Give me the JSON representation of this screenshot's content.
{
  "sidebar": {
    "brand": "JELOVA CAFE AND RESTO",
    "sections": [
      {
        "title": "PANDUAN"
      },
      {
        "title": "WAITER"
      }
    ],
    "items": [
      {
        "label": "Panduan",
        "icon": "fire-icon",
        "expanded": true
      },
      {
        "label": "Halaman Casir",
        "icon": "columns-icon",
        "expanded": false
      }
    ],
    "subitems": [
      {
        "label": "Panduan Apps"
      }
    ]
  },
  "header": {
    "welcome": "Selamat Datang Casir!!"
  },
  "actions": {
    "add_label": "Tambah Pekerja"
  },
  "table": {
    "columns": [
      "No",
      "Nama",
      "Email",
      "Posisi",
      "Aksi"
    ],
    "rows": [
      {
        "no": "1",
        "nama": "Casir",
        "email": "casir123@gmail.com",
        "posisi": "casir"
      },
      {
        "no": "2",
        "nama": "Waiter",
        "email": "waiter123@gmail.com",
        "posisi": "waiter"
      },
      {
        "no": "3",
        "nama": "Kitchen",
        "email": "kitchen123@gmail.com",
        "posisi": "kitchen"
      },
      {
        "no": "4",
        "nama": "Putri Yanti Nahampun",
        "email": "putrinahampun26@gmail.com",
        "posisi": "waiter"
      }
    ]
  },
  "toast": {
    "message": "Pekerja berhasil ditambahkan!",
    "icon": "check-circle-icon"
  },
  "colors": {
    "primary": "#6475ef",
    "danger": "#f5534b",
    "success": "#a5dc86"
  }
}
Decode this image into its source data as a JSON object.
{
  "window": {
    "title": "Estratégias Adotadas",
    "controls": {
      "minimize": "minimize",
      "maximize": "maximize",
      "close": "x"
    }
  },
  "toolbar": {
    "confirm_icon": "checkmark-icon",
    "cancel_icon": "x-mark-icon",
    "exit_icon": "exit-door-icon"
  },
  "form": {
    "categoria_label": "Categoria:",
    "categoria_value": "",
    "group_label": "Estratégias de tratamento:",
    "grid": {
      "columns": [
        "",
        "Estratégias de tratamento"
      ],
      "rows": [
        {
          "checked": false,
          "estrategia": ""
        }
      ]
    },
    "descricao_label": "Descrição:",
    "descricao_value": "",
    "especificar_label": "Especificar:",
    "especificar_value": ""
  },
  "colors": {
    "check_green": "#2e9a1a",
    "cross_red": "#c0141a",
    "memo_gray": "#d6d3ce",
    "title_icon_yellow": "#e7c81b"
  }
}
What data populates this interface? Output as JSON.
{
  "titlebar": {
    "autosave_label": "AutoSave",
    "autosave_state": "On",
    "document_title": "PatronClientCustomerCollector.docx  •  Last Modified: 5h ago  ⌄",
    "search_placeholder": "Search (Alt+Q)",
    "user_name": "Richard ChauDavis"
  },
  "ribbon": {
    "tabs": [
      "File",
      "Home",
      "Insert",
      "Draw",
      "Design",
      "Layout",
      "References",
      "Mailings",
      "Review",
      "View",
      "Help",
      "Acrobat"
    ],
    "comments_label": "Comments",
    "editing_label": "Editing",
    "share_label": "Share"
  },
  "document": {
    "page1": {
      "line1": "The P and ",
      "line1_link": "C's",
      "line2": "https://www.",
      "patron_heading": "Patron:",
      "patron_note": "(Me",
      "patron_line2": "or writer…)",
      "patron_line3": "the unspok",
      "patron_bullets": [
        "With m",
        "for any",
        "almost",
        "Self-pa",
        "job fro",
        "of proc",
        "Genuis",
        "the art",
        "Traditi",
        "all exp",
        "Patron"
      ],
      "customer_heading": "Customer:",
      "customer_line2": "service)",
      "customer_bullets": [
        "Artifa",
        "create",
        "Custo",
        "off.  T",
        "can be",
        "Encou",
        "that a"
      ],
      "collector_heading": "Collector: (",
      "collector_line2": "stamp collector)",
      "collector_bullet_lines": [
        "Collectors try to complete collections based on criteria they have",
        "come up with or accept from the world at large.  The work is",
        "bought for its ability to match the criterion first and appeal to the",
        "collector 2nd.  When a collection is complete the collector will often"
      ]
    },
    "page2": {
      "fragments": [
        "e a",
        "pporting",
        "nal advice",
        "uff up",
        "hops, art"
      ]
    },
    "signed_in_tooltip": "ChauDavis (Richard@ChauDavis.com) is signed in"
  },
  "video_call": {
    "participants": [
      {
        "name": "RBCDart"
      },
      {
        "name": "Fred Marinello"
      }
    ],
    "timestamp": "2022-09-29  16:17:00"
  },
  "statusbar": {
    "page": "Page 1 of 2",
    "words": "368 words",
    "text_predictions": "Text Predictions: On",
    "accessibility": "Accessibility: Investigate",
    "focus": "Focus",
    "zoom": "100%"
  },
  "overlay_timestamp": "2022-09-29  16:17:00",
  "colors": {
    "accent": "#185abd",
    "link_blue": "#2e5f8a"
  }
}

== Task brief ==
Write out the entries in full, exactly as given.

== Right answer ==
Give me the JSON representation of this screenshot's content.
{
  "sidebar": {
    "brand": "JELOVA CAFE AND RESTO",
    "sections": [
      {
        "title": "PANDUAN"
      },
      {
        "title": "WAITER"
      }
    ],
    "items": [
      {
        "label": "Panduan",
        "icon": "fire-icon",
        "expanded": true
      },
      {
        "label": "Halaman Casir",
        "icon": "columns-icon",
        "expanded": false
      }
    ],
    "subitems": [
      {
        "label": "Panduan Apps"
      }
    ]
  },
  "header": {
    "welcome": "Selamat Datang Casir!!"
  },
  "actions": {
    "add_label": "Tambah Pekerja"
  },
  "table": {
    "columns": [
      "No",
      "Nama",
      "Email",
      "Posisi",
      "Aksi"
    ],
    "rows": [
      {
        "no": "1",
        "nama": "Casir",
        "email": "casir123@gmail.com",
        "posisi": "casir"
      },
      {
        "no": "2",
        "nama": "Waiter",
        "email": "waiter123@gmail.com",
        "posisi": "waiter"
      },
      {
        "no": "3",
        "nama": "Kitchen",
        "email": "kitchen123@gmail.com",
        "posisi": "kitchen"
      },
      {
        "no": "4",
        "nama": "Putri Yanti Nahampun",
        "email": "putrinahampun26@gmail.com",
        "posisi": "waiter"
      }
    ]
  },
  "toast": {
    "message": "Pekerja berhasil ditambahkan!",
    "icon": "check-circle-icon"
  },
  "colors": {
    "primary": "#6475ef",
    "danger": "#f5534b",
    "success": "#a5dc86"
  }
}
Decode this image into its source data as a JSON object.
{
  "window": {
    "title": "Estratégias Adotadas",
    "controls": {
      "minimize": "minimize",
      "maximize": "maximize",
      "close": "x"
    }
  },
  "toolbar": {
    "confirm_icon": "checkmark-icon",
    "cancel_icon": "x-mark-icon",
    "exit_icon": "exit-door-icon"
  },
  "form": {
    "categoria_label": "Categoria:",
    "categoria_value": "",
    "group_label": "Estratégias de tratamento:",
    "grid": {
      "columns": [
        "",
        "Estratégias de tratamento"
      ],
      "rows": [
        {
          "checked": false,
          "estrategia": ""
        }
      ]
    },
    "descricao_label": "Descrição:",
    "descricao_value": "",
    "especificar_label": "Especificar:",
    "especificar_value": ""
  },
  "colors": {
    "check_green": "#2e9a1a",
    "cross_red": "#c0141a",
    "memo_gray": "#d6d3ce",
    "title_icon_yellow": "#e7c81b"
  }
}
What data populates this interface? Output as JSON.
{
  "titlebar": {
    "autosave_label": "AutoSave",
    "autosave_state": "On",
    "document_title": "PatronClientCustomerCollector.docx  •  Last Modified: 5h ago  ⌄",
    "search_placeholder": "Search (Alt+Q)",
    "user_name": "Richard ChauDavis"
  },
  "ribbon": {
    "tabs": [
      "File",
      "Home",
      "Insert",
      "Draw",
      "Design",
      "Layout",
      "References",
      "Mailings",
      "Review",
      "View",
      "Help",
      "Acrobat"
    ],
    "comments_label": "Comments",
    "editing_label": "Editing",
    "share_label": "Share"
  },
  "document": {
    "page1": {
      "line1": "The P and ",
      "line1_link": "C's",
      "line2": "https://www.",
      "patron_heading": "Patron:",
      "patron_note": "(Me",
      "patron_line2": "or writer…)",
      "patron_line3": "the unspok",
      "patron_bullets": [
        "With m",
        "for any",
        "almost",
        "Self-pa",
        "job fro",
        "of proc",
        "Genuis",
        "the art",
        "Traditi",
        "all exp",
        "Patron"
      ],
      "customer_heading": "Customer:",
      "customer_line2": "service)",
      "customer_bullets": [
        "Artifa",
        "create",
        "Custo",
        "off.  T",
        "can be",
        "Encou",
        "that a"
      ],
      "collector_heading": "Collector: (",
      "collector_line2": "stamp collector)",
      "collector_bullet_lines": [
        "Collectors try to complete collections based on criteria they have",
        "come up with or accept from the world at large.  The work is",
        "bought for its ability to match the criterion first and appeal to the",
        "collector 2nd.  When a collection is complete the collector will often"
      ]
    },
    "page2": {
      "fragments": [
        "e a",
        "pporting",
        "nal advice",
        "uff up",
        "hops, art"
      ]
    },
    "signed_in_tooltip": "ChauDavis (Richard@ChauDavis.com) is signed in"
  },
  "video_call": {
    "participants": [
      {
        "name": "RBCDart"
      },
      {
        "name": "Fred Marinello"
      }
    ],
    "timestamp": "2022-09-29  16:17:00"
  },
  "statusbar": {
    "page": "Page 1 of 2",
    "words": "368 words",
    "text_predictions": "Text Predictions: On",
    "accessibility": "Accessibility: Investigate",
    "focus": "Focus",
    "zoom": "100%"
  },
  "overlay_timestamp": "2022-09-29  16:17:00",
  "colors": {
    "accent": "#185abd",
    "link_blue": "#2e5f8a"
  }
}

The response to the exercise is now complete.